— BEGIN —

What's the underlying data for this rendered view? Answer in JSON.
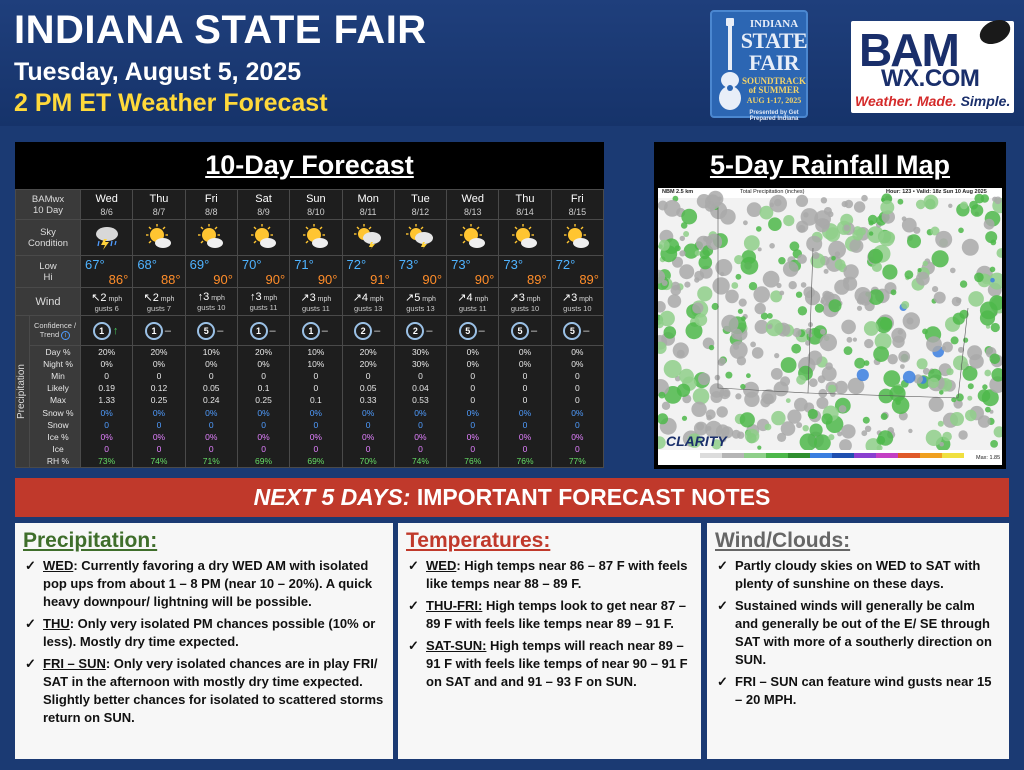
{
  "header": {
    "title": "INDIANA STATE FAIR",
    "date": "Tuesday, August 5, 2025",
    "forecast": "2 PM ET Weather Forecast"
  },
  "fair_logo": {
    "line1": "INDIANA",
    "line2": "STATE FAIR",
    "line3": "SOUNDTRACK of SUMMER",
    "line4": "AUG 1-17, 2025",
    "line5": "Presented by Get Prepared Indiana"
  },
  "bam_logo": {
    "brand": "BAM",
    "domain": "WX.COM",
    "tagline_red": "Weather. Made.",
    "tagline_blue": "Simple."
  },
  "forecast_panel": {
    "title": "10-Day Forecast",
    "corner_line1": "BAMwx",
    "corner_line2": "10 Day",
    "sky_label1": "Sky",
    "sky_label2": "Condition",
    "low_label": "Low",
    "hi_label": "Hi",
    "wind_label": "Wind",
    "conf_label1": "Confidence /",
    "conf_label2": "Trend",
    "precip_side": "Precipitation",
    "precip_rows": [
      "Day %",
      "Night %",
      "Min",
      "Likely",
      "Max",
      "Snow %",
      "Snow",
      "Ice %",
      "Ice",
      "RH %"
    ],
    "days": [
      {
        "name": "Wed",
        "date": "8/6",
        "sky": "storm",
        "low": "67°",
        "hi": "86°",
        "wind_dir": "↖",
        "wind": "2",
        "gusts": "gusts 6",
        "conf": "1",
        "trend": "↑",
        "day": "20%",
        "night": "0%",
        "min": "0",
        "likely": "0.19",
        "max": "1.33",
        "snowp": "0%",
        "snow": "0",
        "icep": "0%",
        "ice": "0",
        "rh": "73%"
      },
      {
        "name": "Thu",
        "date": "8/7",
        "sky": "sun",
        "low": "68°",
        "hi": "88°",
        "wind_dir": "↖",
        "wind": "2",
        "gusts": "gusts 7",
        "conf": "1",
        "trend": "–",
        "day": "20%",
        "night": "0%",
        "min": "0",
        "likely": "0.12",
        "max": "0.25",
        "snowp": "0%",
        "snow": "0",
        "icep": "0%",
        "ice": "0",
        "rh": "74%"
      },
      {
        "name": "Fri",
        "date": "8/8",
        "sky": "sun",
        "low": "69°",
        "hi": "90°",
        "wind_dir": "↑",
        "wind": "3",
        "gusts": "gusts 10",
        "conf": "5",
        "trend": "–",
        "day": "10%",
        "night": "0%",
        "min": "0",
        "likely": "0.05",
        "max": "0.24",
        "snowp": "0%",
        "snow": "0",
        "icep": "0%",
        "ice": "0",
        "rh": "71%"
      },
      {
        "name": "Sat",
        "date": "8/9",
        "sky": "sun",
        "low": "70°",
        "hi": "90°",
        "wind_dir": "↑",
        "wind": "3",
        "gusts": "gusts 11",
        "conf": "1",
        "trend": "–",
        "day": "20%",
        "night": "0%",
        "min": "0",
        "likely": "0.1",
        "max": "0.25",
        "snowp": "0%",
        "snow": "0",
        "icep": "0%",
        "ice": "0",
        "rh": "69%"
      },
      {
        "name": "Sun",
        "date": "8/10",
        "sky": "sun",
        "low": "71°",
        "hi": "90°",
        "wind_dir": "↗",
        "wind": "3",
        "gusts": "gusts 11",
        "conf": "1",
        "trend": "–",
        "day": "10%",
        "night": "10%",
        "min": "0",
        "likely": "0",
        "max": "0.1",
        "snowp": "0%",
        "snow": "0",
        "icep": "0%",
        "ice": "0",
        "rh": "69%"
      },
      {
        "name": "Mon",
        "date": "8/11",
        "sky": "storm_sun",
        "low": "72°",
        "hi": "91°",
        "wind_dir": "↗",
        "wind": "4",
        "gusts": "gusts 13",
        "conf": "2",
        "trend": "–",
        "day": "20%",
        "night": "20%",
        "min": "0",
        "likely": "0.05",
        "max": "0.33",
        "snowp": "0%",
        "snow": "0",
        "icep": "0%",
        "ice": "0",
        "rh": "70%"
      },
      {
        "name": "Tue",
        "date": "8/12",
        "sky": "storm_sun",
        "low": "73°",
        "hi": "90°",
        "wind_dir": "↗",
        "wind": "5",
        "gusts": "gusts 13",
        "conf": "2",
        "trend": "–",
        "day": "30%",
        "night": "30%",
        "min": "0",
        "likely": "0.04",
        "max": "0.53",
        "snowp": "0%",
        "snow": "0",
        "icep": "0%",
        "ice": "0",
        "rh": "74%"
      },
      {
        "name": "Wed",
        "date": "8/13",
        "sky": "sun",
        "low": "73°",
        "hi": "90°",
        "wind_dir": "↗",
        "wind": "4",
        "gusts": "gusts 11",
        "conf": "5",
        "trend": "–",
        "day": "0%",
        "night": "0%",
        "min": "0",
        "likely": "0",
        "max": "0",
        "snowp": "0%",
        "snow": "0",
        "icep": "0%",
        "ice": "0",
        "rh": "76%"
      },
      {
        "name": "Thu",
        "date": "8/14",
        "sky": "sun",
        "low": "73°",
        "hi": "89°",
        "wind_dir": "↗",
        "wind": "3",
        "gusts": "gusts 10",
        "conf": "5",
        "trend": "–",
        "day": "0%",
        "night": "0%",
        "min": "0",
        "likely": "0",
        "max": "0",
        "snowp": "0%",
        "snow": "0",
        "icep": "0%",
        "ice": "0",
        "rh": "76%"
      },
      {
        "name": "Fri",
        "date": "8/15",
        "sky": "sun",
        "low": "72°",
        "hi": "89°",
        "wind_dir": "↗",
        "wind": "3",
        "gusts": "gusts 10",
        "conf": "5",
        "trend": "–",
        "day": "0%",
        "night": "0%",
        "min": "0",
        "likely": "0",
        "max": "0",
        "snowp": "0%",
        "snow": "0",
        "icep": "0%",
        "ice": "0",
        "rh": "77%"
      }
    ]
  },
  "map_panel": {
    "title": "5-Day Rainfall Map",
    "map_header_left": "NBM 2.5 km",
    "map_header_mid": "Total Precipitation (inches)",
    "map_header_right": "Hour: 123 • Valid: 18z Sun 10 Aug 2025",
    "clarity": "CLARITY",
    "max_label": "Max: 1.85"
  },
  "notes": {
    "bar_italic": "NEXT 5 DAYS:",
    "bar_rest": " IMPORTANT FORECAST NOTES",
    "precip": {
      "title": "Precipitation:",
      "items": [
        {
          "lead": "WED",
          "text": ": Currently favoring a dry WED AM with isolated pop ups from about 1 – 8 PM (near 10 – 20%).  A quick heavy downpour/ lightning will be possible."
        },
        {
          "lead": "THU",
          "text": ": Only very isolated PM chances possible (10% or less).  Mostly dry time expected."
        },
        {
          "lead": "FRI – SUN",
          "text": ": Only very isolated chances are in play FRI/ SAT in the afternoon with mostly dry time expected.  Slightly better chances for isolated to scattered storms return on SUN."
        }
      ]
    },
    "temps": {
      "title": "Temperatures:",
      "items": [
        {
          "lead": "WED",
          "text": ": High temps near 86 – 87 F with feels like temps near 88 – 89 F."
        },
        {
          "lead": "THU-FRI:",
          "text": " High temps look to get near 87 – 89 F with feels like temps near 89 – 91 F."
        },
        {
          "lead": "SAT-SUN:",
          "text": " High temps will reach near 89 – 91 F with feels like temps of near 90 – 91 F on SAT and and 91 – 93 F on SUN."
        }
      ]
    },
    "wind": {
      "title": "Wind/Clouds:",
      "items": [
        {
          "lead": "",
          "text": "Partly cloudy skies on WED to SAT with plenty of sunshine on these days."
        },
        {
          "lead": "",
          "text": "Sustained winds will generally be calm and generally be out of the E/ SE through SAT with more of a southerly direction on SUN."
        },
        {
          "lead": "",
          "text": "FRI – SUN can feature wind gusts near 15 – 20 MPH."
        }
      ]
    }
  },
  "colors": {
    "header_bg": "#1b3a73",
    "accent_yellow": "#ffd93a",
    "notes_bar": "#c0392b",
    "precip_title": "#3f6e2b",
    "temps_title": "#c0392b",
    "wind_title": "#666666",
    "low_temp": "#4fb3ff",
    "high_temp": "#ff8d2a"
  }
}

— END —

Prompt
Copy all lines above containing the string "possible".

Written response
          "text": ": Currently favoring a dry WED AM with isolated pop ups from about 1 – 8 PM (near 10 – 20%).  A quick heavy downpour/ lightning will be possible."
          "text": ": Only very isolated PM chances possible (10% or less).  Mostly dry time expected."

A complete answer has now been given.